> EXCERPTED TEXT:

--------------------------------

Right now, I'm about half way through Paul Gallico's Jennie - one of his delightfully poignant stories that stretch the imagination. Peter, an eight year old child of an army father and socialite mother, much in the care of a nanny, wishes he had a cat...but Nanny won't have cats. Chasing after a kitten in the street one day, he is hit by a delivery truck and seriously injured. Then comes the magic - the reality of which took me a long time to understand (I was given this book by my aunt when I was very small, and it really seemed like magic...) - he is somehow transformed into a large white cat. When Nanny finds him, she throws him out into the London streets. With no idea of what's happened and absolutely no idea of how to be a cat, he commits blunder after blunder, ending up being thoroughly thrashed by an aggro, territorial tomcat. He is rescued by the tabby stray, Jennie, who sets about teaching him how to be a cat. And then their adventures begin. I do remember crying buckets full at the end, but that's a little way off yet! For anyone who's owned cats, the chapter called When in doubt, wash! is just delightful, and demonstrates Gallico's intense observational skills, as it simply couldn't have been written without spending hours watching cats.

Time to bite the bullet and tackle the weekly assignment, but there will be some reading time today, as my time in front of a screen is going to be curtailed to give my head a rest before I head back into the office on Monday for the last few days of insanity!

Friday, 9 March 2012

Catcher in the Rye

Well, despite a ridiculously crowded work schedule that has resulted in the least time I've ever had to read regularly, I'm nearly finished Catcher in the Rye. I have to confess that part of my initial reluctance to get going with it was due, probably, to the less than happy memories of studying it at school. However decades later, it's a very different reading experience.

It occurs to me that the mug of tea is probably singularly inappropriate, as Holden is as likely to drink tea as he is to find life engaging and amusing! However, lacking his preferred Scotch, my tipple through much of the book was tea.

My epiphany with the book came the day I was reading it in the living room one day when Sixteen was home. He's studying this book, remember, and appears to dislike it as intensely as I remember disliking it at his age, or a little less... He walked through the room while I was laughing at a particular passage - I can't remember which now, as I've laughed and chuckled all the way through reading it. He asked me what I was reading so I flipped it up to show him the cover and his jaw hit the floor - "and you're laughing???" I told him that as an adult, it was a very funny read, particularly an adult who has brought up boys and is living with one with a similar background to Holden's. He still didn't get it, so I told him to keep his copy and read it again when he had a sixteen year old boy of his own living in his house. He gave me a very dark look and exited.

--------------------------------

> RECORDS SHOWN:
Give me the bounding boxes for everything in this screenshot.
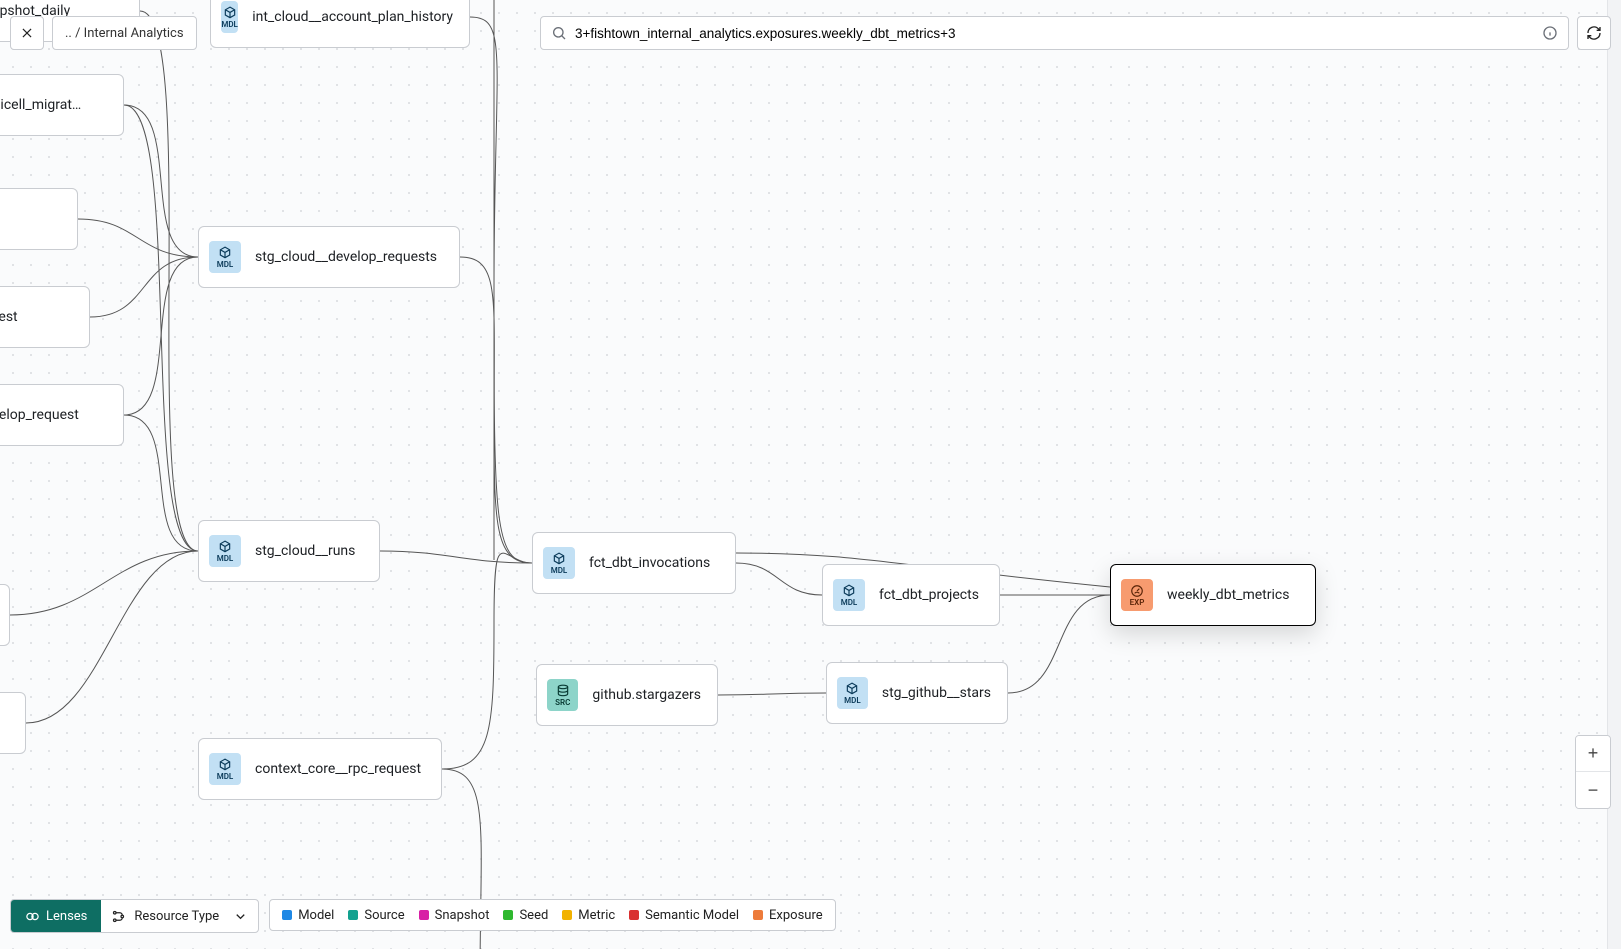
- info-icon[interactable]: [1542, 25, 1558, 41]
- node-github_src[interactable]: SRC github.stargazers: [536, 664, 718, 726]
- refresh-icon: [1586, 25, 1602, 41]
- legend-swatch: [503, 910, 513, 920]
- legend-item: Model: [282, 908, 334, 923]
- legend-item: Metric: [562, 908, 615, 923]
- zoom-out-button[interactable]: −: [1576, 772, 1610, 808]
- breadcrumb-label: .. / Internal Analytics: [65, 26, 184, 41]
- node-run[interactable]: run: [0, 692, 26, 754]
- node-label: velop_request: [0, 309, 18, 325]
- node-fct_proj[interactable]: MDL fct_dbt_projects: [822, 564, 1000, 626]
- legend-label: Exposure: [769, 908, 823, 923]
- node-label: fct_dbt_projects: [879, 587, 979, 603]
- node-badge: MDL: [837, 677, 868, 709]
- node-label: fct_dbt_invocations: [589, 555, 710, 571]
- node-label: stg_cloud__runs: [255, 543, 355, 559]
- legend-label: Model: [298, 908, 334, 923]
- node-label: github.stargazers: [592, 687, 701, 703]
- node-badge: MDL: [209, 535, 241, 567]
- legend-label: Semantic Model: [645, 908, 739, 923]
- resource-type-label: Resource Type: [134, 909, 219, 924]
- legend-swatch: [753, 910, 763, 920]
- refresh-button[interactable]: [1577, 16, 1611, 50]
- node-label: context_core__rpc_request: [255, 761, 421, 777]
- node-badge: EXP: [1121, 579, 1153, 611]
- node-badge: MDL: [833, 579, 865, 611]
- node-int_acct_plan[interactable]: MDL int_cloud__account_plan_history: [210, 0, 470, 48]
- node-label: develop_request: [0, 407, 79, 423]
- legend-label: Source: [364, 908, 404, 923]
- search-bar[interactable]: [540, 16, 1569, 50]
- legend-item: Semantic Model: [629, 908, 739, 923]
- close-button[interactable]: [10, 16, 44, 50]
- breadcrumb[interactable]: .. / Internal Analytics: [52, 16, 197, 50]
- resource-type-icon: [111, 909, 126, 924]
- close-icon: [20, 26, 34, 40]
- lenses-label: Lenses: [46, 909, 87, 924]
- node-label: stg_cloud__develop_requests: [255, 249, 437, 265]
- node-badge: MDL: [209, 753, 241, 785]
- node-fct_inv[interactable]: MDL fct_dbt_invocations: [532, 532, 736, 594]
- legend-swatch: [348, 910, 358, 920]
- node-label: nulticell_migrat…: [0, 97, 81, 113]
- legend-label: Metric: [578, 908, 615, 923]
- node-badge: MDL: [221, 1, 238, 33]
- view-controls: Lenses Resource Type: [10, 899, 259, 933]
- search-input[interactable]: [575, 26, 1534, 41]
- lenses-button[interactable]: Lenses: [11, 900, 101, 932]
- zoom-in-button[interactable]: +: [1576, 736, 1610, 772]
- node-badge: SRC: [547, 679, 578, 711]
- node-weekly[interactable]: EXP weekly_dbt_metrics: [1110, 564, 1316, 626]
- node-stg_dev_req[interactable]: MDL stg_cloud__develop_requests: [198, 226, 460, 288]
- node-multicell[interactable]: nulticell_migrat…: [0, 74, 124, 136]
- search-icon: [551, 25, 567, 41]
- node-stg_runs[interactable]: MDL stg_cloud__runs: [198, 520, 380, 582]
- resource-type-dropdown[interactable]: Resource Type: [101, 900, 258, 932]
- legend-item: Source: [348, 908, 404, 923]
- node-context_rpc[interactable]: MDL context_core__rpc_request: [198, 738, 442, 800]
- zoom-controls: + −: [1575, 735, 1611, 809]
- node-label: int_cloud__account_plan_history: [252, 9, 453, 25]
- canvas-background[interactable]: [0, 0, 1621, 949]
- legend-label: Seed: [519, 908, 548, 923]
- node-label: stg_github__stars: [882, 685, 991, 701]
- node-blank_n[interactable]: n: [0, 584, 10, 646]
- legend-swatch: [419, 910, 429, 920]
- chevron-down-icon: [233, 909, 248, 924]
- legend-item: Exposure: [753, 908, 823, 923]
- node-badge: MDL: [543, 547, 575, 579]
- legend-swatch: [629, 910, 639, 920]
- legend-item: Snapshot: [419, 908, 490, 923]
- node-badge: MDL: [209, 241, 241, 273]
- node-develop_request[interactable]: develop_request: [0, 384, 124, 446]
- node-stg_stars[interactable]: MDL stg_github__stars: [826, 662, 1008, 724]
- node-p_request[interactable]: p_request: [0, 188, 78, 250]
- node-label: weekly_dbt_metrics: [1167, 587, 1289, 603]
- legend: Model Source Snapshot Seed Metric Semantic Mo…: [269, 899, 835, 931]
- legend-swatch: [562, 910, 572, 920]
- node-velop_request[interactable]: velop_request: [0, 286, 90, 348]
- legend-item: Seed: [503, 908, 548, 923]
- lenses-icon: [25, 909, 40, 924]
- legend-swatch: [282, 910, 292, 920]
- legend-label: Snapshot: [435, 908, 490, 923]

--------------------------------

> REQUIRED ACTIONS:
1. Decide whether each statement agrees with the reading blog, answering yes or no and quoting the words that settle it: (a) Peter is hit by a delivery truck while chasing a kitten; (b) Nanny takes the white cat in and looks after him; (c) the writer drank Scotch through much of Catcher in the Rye.
2. According to the reading blog, why was the writer initially reluctant to start Catcher in the Rye?
The material comes from a different source than the reading blog.

> THE SOLUTIONS:
1.
(a) Yes: "Chasing after a kitten in the street one day, he is hit by a delivery truck and seriously injured."
(b) No: "When Nanny finds him, she throws him out into the London streets."
(c) No: "However, lacking his preferred Scotch, my tipple through much of the book was tea."

2. The writer says the reluctance was probably due partly to less than happy memories of studying the book at school.